Some records
┌────────
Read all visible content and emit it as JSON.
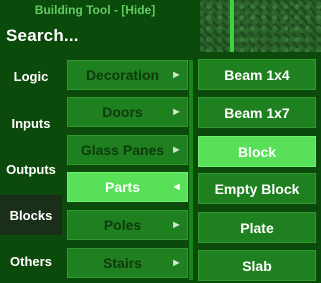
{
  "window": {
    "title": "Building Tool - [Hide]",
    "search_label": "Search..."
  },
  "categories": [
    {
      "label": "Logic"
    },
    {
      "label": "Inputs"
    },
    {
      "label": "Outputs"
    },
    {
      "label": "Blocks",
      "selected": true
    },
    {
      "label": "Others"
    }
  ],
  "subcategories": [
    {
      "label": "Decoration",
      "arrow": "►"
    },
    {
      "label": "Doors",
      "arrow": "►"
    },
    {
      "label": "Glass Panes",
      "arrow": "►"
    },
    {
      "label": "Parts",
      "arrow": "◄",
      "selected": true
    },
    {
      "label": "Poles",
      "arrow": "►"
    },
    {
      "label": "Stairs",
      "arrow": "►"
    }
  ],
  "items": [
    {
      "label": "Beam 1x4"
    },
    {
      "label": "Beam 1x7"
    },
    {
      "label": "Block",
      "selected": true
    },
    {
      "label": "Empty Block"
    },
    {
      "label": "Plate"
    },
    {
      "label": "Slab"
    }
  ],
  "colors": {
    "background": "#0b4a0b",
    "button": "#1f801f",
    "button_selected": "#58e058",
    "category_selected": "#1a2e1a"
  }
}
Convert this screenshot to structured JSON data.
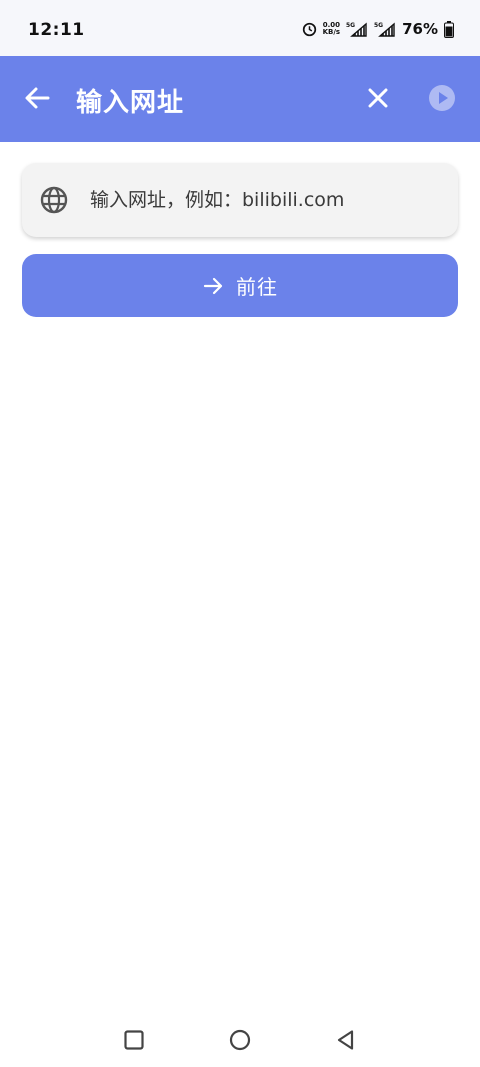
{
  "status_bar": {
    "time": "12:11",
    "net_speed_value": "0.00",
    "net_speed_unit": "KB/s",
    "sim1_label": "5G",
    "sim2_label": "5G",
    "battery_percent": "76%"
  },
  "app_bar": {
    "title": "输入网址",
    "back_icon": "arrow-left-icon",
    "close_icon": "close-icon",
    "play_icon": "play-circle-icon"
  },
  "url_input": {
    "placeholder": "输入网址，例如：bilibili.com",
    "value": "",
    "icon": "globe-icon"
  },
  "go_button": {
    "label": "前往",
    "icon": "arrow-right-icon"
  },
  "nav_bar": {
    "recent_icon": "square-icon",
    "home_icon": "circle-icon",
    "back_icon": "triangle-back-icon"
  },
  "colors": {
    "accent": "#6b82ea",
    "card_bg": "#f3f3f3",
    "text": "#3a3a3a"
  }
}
└────────
┌────────
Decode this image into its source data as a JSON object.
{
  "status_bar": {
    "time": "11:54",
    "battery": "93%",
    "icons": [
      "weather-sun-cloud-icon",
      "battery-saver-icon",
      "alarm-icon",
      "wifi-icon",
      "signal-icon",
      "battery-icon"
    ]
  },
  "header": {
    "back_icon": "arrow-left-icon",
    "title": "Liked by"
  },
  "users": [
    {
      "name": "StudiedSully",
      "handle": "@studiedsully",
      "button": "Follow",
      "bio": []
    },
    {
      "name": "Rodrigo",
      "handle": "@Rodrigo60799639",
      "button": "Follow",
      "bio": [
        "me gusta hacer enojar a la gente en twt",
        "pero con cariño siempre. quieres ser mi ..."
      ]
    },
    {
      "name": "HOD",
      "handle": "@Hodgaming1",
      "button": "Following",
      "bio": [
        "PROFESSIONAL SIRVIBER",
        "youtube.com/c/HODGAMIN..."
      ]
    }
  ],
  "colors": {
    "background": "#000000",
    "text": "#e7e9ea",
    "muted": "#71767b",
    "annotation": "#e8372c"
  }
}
└────────
TASK:
For each line above that contains the word "name", copy that line.

WORKED ANSWER:
      "name": "StudiedSully",
      "name": "Rodrigo",
      "name": "HOD",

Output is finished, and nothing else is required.